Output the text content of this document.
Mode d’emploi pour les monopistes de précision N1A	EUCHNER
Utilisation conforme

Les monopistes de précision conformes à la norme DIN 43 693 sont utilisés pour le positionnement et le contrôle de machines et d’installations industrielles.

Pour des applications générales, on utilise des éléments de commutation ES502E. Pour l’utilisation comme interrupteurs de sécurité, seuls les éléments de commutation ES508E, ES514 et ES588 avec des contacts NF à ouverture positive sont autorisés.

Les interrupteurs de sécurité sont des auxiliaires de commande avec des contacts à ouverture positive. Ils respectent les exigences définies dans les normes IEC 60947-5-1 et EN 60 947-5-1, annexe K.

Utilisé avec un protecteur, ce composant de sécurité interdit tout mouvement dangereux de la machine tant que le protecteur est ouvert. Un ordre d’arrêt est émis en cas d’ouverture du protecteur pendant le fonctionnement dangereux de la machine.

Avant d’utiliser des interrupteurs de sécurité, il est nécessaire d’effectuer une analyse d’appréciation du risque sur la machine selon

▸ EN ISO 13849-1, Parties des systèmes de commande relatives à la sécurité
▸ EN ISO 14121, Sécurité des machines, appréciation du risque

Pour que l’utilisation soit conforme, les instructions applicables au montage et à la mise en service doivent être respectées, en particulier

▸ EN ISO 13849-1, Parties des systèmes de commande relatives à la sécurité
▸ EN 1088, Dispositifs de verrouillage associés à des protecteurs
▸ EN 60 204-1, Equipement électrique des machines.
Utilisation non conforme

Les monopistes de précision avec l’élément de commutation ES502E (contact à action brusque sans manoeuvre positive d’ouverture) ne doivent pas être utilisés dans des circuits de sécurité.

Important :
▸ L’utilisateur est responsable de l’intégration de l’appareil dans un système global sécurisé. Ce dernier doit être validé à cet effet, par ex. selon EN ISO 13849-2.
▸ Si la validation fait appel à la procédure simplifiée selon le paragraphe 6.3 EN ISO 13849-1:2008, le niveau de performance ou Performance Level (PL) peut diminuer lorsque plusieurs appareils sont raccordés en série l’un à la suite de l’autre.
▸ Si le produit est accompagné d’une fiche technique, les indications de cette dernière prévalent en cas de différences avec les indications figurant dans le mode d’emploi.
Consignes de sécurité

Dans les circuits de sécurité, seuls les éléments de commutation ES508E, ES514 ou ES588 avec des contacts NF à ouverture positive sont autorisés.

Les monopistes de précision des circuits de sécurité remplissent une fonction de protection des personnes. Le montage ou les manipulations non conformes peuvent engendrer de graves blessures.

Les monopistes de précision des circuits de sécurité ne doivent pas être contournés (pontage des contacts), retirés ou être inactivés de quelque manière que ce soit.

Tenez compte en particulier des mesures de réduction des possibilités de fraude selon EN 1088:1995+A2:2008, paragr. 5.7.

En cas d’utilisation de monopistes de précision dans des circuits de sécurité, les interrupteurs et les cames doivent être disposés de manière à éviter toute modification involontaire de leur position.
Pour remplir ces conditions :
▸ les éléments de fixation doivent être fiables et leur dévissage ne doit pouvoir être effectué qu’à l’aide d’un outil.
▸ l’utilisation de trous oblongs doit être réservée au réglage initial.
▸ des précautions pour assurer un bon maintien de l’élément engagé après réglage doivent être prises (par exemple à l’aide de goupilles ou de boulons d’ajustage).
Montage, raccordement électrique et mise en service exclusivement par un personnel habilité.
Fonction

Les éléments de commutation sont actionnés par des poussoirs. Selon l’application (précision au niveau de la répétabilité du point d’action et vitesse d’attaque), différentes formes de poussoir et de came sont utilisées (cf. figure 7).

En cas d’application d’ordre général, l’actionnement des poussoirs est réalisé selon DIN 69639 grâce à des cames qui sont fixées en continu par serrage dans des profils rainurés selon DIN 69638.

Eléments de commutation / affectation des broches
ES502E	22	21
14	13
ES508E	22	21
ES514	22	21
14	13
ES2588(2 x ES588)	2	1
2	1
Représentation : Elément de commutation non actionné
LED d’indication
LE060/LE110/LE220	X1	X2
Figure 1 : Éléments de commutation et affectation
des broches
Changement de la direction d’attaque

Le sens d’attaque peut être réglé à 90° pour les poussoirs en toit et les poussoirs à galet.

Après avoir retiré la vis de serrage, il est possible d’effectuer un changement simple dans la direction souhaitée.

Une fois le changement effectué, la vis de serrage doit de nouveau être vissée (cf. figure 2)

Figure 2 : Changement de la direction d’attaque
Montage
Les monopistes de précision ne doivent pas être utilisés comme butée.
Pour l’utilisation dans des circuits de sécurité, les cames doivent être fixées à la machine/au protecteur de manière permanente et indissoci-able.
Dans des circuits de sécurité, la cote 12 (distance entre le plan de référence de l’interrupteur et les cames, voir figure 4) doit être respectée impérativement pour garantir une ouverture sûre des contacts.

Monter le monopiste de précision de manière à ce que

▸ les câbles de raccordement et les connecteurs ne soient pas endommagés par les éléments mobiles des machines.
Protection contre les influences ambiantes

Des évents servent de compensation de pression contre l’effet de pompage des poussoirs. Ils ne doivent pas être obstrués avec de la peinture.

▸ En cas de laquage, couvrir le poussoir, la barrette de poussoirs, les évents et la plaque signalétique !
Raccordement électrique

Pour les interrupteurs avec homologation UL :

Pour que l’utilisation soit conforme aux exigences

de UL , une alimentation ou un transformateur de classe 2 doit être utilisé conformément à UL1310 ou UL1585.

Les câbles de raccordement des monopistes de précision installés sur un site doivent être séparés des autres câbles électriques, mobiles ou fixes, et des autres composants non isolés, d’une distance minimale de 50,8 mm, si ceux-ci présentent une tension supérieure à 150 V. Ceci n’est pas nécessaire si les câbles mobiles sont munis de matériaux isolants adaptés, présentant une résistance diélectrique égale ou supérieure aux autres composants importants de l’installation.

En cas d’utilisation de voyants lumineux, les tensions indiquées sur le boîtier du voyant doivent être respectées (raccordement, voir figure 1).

**EXERCISE OBJECTIVE**
How many lines in the records above contain the word "autorisés"? Reply with the number and nothing more.

**WRITTEN SOLUTION**
2